[Selected extract]:
>> start

Just to be clear, this is *not* a call for adoption at this time.

So, please focus on discussing the concept described in this individual
draft.

Regards,
 Rifaat



On Wed, Apr 17, 2024 at 1:43 PM John Zila <j...@jzila.com> wrote:

> On 11 Apr 2024, at 21:15, Neil Madden <neil.e.mad...@gmail.com> wrote:
>
> > I'm still digesting this draft, and generally supportive of it. However,
> I don't think it stops the attack you mention here, which sounds similar to
> threats that Ryan Sleevi discussed for FastFed in [1]. Essentially, in the
> current OIDC model, an attacker that briefly compromises the jwks_uri of an
> OP (e.g. through a mis-issued TLS cert) can serve a JWK Set containing
> public keys under their own control with a long Cache-Control header.
> Clients then might blindly cache that key set even beyond the time when the
> certificate is revoked and the rightful owner restored.
> >
> > But I think this attack is basically the same even with PIKA. The
> attacker in this case just uses their mis-issued cert to sign the PIKA and
> serve that instead, perhaps putting a really long "exp" claim in it so that
> clients cache it for a really long time. The only thing that would stop
> that is if the draft insisted that clients regularly perform an OCSP or CRL
> lookup on the cert in the x5c chain to make sure it hasn't been revoked.

>> end

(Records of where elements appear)
>> start

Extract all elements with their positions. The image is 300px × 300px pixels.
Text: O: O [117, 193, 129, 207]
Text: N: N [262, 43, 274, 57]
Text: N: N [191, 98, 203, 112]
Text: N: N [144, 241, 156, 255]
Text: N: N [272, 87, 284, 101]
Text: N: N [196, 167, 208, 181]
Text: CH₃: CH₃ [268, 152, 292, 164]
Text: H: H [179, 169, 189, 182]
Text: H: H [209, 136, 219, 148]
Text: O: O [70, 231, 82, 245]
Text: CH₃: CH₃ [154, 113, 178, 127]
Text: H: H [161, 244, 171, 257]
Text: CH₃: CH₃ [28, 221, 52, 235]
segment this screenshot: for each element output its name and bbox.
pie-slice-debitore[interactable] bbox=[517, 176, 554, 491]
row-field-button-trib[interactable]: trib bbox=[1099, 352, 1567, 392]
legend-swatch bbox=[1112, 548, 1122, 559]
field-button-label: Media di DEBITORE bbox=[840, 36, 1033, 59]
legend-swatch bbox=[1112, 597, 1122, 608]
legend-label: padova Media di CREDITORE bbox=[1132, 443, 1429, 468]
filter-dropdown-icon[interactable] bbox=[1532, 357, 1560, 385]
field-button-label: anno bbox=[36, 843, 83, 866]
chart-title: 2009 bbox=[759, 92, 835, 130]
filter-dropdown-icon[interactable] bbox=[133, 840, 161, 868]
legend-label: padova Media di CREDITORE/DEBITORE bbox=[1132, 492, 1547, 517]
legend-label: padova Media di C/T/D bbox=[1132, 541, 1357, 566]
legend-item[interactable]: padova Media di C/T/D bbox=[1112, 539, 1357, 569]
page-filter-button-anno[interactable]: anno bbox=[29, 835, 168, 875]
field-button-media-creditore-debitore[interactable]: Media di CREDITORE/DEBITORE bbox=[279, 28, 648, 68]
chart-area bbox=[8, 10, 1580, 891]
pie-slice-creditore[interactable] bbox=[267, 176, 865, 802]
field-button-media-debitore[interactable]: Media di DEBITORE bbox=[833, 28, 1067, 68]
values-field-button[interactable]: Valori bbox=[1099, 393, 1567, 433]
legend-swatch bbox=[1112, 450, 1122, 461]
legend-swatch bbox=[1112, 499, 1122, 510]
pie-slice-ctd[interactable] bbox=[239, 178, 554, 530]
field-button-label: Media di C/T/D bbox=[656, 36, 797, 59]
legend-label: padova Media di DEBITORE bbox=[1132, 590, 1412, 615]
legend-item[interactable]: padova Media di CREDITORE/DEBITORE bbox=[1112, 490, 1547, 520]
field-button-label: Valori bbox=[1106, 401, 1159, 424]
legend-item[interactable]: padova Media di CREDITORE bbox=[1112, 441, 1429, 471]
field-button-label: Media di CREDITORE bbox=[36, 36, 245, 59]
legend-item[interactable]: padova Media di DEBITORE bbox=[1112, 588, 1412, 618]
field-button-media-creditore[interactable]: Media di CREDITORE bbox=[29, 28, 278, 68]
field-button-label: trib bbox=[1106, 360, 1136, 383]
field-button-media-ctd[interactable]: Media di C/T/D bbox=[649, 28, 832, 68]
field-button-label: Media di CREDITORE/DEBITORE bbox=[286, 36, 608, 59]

>> end

[Parts of the exercise]:
a) Copy the records word for word, starting at their first line and ending with the line that contains "Text: O: O [70, 231, 82, 245]", including both of those lines.
b) Write the next part of the mailing-list message about the PIKA draft, starting right after its last sentence.

[Final answers]:
a)
Extract all elements with their positions. The image is 300px × 300px pixels.
Text: O: O [117, 193, 129, 207]
Text: N: N [262, 43, 274, 57]
Text: N: N [191, 98, 203, 112]
Text: N: N [144, 241, 156, 255]
Text: N: N [272, 87, 284, 101]
Text: N: N [196, 167, 208, 181]
Text: CH₃: CH₃ [268, 152, 292, 164]
Text: H: H [179, 169, 189, 182]
Text: H: H [209, 136, 219, 148]
Text: O: O [70, 231, 82, 245]

b)
> But that would completely negate the benefits of avoiding clients all
> hitting the OP jwks_uri: we've just shifted the burden from the OP to the
> CA.
>
> I am also supportive of this draft. Chain of Trust is a real problem in
> JWT issuance, and it's nice to see a simple solution that addresses it.
> Regarding Neil's attack above, rather than requiring clients to separately
> do OCSP or CRL, you could envision an OCSP stapling-like approach that
> could include a signature over a timestamped PIKA as a "staple" in a JWT,
> which moves up the proof of issuer validity to the time of issuance of the
> JWT, rather than just the last time you retrieved the PIKA. If you see a
> new PIKA staple, you know you need to fetch again. If you see a staple for
> a PIKA you've already cached, then you know it hasn't been revoked.
>
> You could additionally layer this approach by stapling the PIKAs
> themselves, where the PIKA staples are periodically updated to assert
> continued validity of the signing certificate. With such a system, you can
> provide guarantees regarding validity latency down the entire signature
> chain.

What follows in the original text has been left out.